• **Aim of the exercise**:
Count lines with the string "refrigerant" in them. State the number alone.

Saved data entries
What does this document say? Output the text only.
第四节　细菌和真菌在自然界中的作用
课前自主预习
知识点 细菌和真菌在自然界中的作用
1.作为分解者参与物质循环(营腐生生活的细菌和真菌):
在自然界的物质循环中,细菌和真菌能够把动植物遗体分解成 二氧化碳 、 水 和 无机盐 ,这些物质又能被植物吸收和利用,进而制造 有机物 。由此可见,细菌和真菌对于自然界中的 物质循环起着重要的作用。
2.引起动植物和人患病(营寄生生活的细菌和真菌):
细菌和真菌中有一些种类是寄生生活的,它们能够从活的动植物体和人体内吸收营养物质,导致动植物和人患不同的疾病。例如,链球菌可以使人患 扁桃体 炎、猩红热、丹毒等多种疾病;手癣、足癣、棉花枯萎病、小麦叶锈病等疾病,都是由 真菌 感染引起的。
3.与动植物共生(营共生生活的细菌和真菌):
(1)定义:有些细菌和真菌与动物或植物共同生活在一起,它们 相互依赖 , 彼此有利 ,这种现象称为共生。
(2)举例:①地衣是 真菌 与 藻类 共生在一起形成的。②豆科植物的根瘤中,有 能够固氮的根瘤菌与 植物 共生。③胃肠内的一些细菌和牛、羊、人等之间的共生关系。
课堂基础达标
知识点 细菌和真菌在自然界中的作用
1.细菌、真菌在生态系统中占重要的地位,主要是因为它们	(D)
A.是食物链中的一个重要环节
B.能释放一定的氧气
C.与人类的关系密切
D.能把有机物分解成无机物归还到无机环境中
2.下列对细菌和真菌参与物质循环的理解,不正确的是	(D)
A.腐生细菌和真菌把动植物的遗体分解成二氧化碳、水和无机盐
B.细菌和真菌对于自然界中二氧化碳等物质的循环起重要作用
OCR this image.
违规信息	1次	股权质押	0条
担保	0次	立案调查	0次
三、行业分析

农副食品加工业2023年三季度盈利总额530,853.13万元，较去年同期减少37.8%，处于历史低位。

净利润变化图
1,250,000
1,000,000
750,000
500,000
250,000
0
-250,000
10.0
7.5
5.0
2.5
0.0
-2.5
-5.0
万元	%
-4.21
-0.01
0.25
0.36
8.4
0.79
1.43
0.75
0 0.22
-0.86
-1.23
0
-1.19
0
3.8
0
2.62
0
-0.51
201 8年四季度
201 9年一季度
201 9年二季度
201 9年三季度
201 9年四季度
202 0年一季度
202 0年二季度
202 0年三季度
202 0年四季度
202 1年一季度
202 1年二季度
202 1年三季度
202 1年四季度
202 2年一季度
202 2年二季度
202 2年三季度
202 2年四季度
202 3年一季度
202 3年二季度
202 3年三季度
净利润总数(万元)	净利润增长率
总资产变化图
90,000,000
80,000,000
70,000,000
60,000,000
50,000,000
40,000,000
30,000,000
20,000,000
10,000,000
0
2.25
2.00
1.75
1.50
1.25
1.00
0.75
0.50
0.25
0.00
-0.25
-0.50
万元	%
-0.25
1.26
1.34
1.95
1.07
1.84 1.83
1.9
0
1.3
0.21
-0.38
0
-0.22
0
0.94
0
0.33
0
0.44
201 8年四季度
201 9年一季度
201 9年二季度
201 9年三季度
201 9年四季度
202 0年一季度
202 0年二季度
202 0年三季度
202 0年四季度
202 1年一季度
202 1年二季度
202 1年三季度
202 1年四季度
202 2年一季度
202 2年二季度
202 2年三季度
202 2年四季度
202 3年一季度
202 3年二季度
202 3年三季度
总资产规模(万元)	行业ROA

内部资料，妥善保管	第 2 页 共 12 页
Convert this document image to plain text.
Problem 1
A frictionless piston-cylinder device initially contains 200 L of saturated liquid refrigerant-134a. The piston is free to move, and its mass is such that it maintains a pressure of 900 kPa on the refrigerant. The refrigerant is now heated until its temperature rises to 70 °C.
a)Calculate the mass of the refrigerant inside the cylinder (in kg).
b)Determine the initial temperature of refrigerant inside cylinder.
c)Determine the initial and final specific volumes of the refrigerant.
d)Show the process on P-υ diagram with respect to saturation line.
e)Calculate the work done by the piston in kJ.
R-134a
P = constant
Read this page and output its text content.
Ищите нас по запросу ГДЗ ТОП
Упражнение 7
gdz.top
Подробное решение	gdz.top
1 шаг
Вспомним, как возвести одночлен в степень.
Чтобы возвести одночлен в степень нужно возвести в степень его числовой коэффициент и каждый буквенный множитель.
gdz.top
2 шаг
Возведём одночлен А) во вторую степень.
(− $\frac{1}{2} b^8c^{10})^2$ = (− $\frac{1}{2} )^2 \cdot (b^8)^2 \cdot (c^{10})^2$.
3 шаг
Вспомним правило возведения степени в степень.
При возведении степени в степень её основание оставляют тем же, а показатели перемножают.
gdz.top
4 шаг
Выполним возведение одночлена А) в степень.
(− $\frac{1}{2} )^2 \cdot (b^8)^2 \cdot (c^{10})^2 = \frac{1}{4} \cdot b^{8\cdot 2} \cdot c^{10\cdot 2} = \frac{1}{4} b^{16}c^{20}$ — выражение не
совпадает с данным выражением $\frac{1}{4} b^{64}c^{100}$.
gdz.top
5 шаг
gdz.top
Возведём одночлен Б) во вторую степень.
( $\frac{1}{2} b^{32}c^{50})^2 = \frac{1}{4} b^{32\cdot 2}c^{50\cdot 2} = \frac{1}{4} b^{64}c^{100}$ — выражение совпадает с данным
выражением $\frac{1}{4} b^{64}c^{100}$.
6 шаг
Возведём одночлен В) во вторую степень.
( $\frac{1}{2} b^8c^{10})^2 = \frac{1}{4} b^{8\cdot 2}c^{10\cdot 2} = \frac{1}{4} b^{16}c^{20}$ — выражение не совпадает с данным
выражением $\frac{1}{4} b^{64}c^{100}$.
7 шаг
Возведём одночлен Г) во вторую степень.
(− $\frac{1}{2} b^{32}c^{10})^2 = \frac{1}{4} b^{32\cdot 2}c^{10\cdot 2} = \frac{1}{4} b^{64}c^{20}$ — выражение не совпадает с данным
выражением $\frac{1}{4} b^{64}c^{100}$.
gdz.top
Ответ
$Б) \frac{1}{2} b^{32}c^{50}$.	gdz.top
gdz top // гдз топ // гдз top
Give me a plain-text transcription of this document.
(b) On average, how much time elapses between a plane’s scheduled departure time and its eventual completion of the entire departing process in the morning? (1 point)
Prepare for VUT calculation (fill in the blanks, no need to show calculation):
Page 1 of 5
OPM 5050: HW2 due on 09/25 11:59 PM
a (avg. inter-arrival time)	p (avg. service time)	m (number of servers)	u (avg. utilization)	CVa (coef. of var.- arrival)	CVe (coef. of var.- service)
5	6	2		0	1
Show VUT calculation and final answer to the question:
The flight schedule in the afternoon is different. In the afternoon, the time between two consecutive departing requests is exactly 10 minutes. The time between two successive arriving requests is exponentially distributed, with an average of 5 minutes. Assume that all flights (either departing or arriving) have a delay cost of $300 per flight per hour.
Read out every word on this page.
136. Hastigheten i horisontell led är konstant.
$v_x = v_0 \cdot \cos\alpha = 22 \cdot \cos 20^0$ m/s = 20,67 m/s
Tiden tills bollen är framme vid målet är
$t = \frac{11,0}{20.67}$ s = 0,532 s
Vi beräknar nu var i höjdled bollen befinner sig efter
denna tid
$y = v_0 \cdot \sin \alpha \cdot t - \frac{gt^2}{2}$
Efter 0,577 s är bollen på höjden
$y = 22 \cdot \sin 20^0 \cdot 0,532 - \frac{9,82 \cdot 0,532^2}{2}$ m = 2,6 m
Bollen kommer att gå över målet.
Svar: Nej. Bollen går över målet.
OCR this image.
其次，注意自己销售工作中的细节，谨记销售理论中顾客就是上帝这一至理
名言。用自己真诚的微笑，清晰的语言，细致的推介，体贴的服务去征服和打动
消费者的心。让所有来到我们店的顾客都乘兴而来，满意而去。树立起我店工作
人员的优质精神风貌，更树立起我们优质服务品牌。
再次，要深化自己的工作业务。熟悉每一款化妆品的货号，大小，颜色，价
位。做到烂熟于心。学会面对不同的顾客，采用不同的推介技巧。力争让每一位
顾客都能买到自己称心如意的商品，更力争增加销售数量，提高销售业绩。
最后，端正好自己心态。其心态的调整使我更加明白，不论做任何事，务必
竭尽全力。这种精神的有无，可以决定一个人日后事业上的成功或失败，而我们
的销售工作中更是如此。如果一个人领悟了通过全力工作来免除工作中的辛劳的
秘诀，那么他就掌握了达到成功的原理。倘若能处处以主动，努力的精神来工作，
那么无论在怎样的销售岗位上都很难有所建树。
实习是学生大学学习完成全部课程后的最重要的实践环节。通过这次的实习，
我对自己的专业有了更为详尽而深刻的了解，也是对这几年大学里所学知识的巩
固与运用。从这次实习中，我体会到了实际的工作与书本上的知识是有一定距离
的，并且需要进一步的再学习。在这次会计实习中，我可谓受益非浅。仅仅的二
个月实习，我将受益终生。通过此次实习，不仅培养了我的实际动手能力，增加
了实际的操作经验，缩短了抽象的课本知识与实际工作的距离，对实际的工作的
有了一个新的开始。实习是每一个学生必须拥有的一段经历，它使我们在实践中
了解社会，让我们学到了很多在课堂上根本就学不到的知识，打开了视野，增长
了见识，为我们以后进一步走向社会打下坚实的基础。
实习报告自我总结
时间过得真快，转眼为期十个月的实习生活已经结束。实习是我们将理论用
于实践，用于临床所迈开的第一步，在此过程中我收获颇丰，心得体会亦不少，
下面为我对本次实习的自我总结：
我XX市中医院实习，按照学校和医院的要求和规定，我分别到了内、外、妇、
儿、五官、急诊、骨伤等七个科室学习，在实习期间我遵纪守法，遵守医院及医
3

• **Output**:
4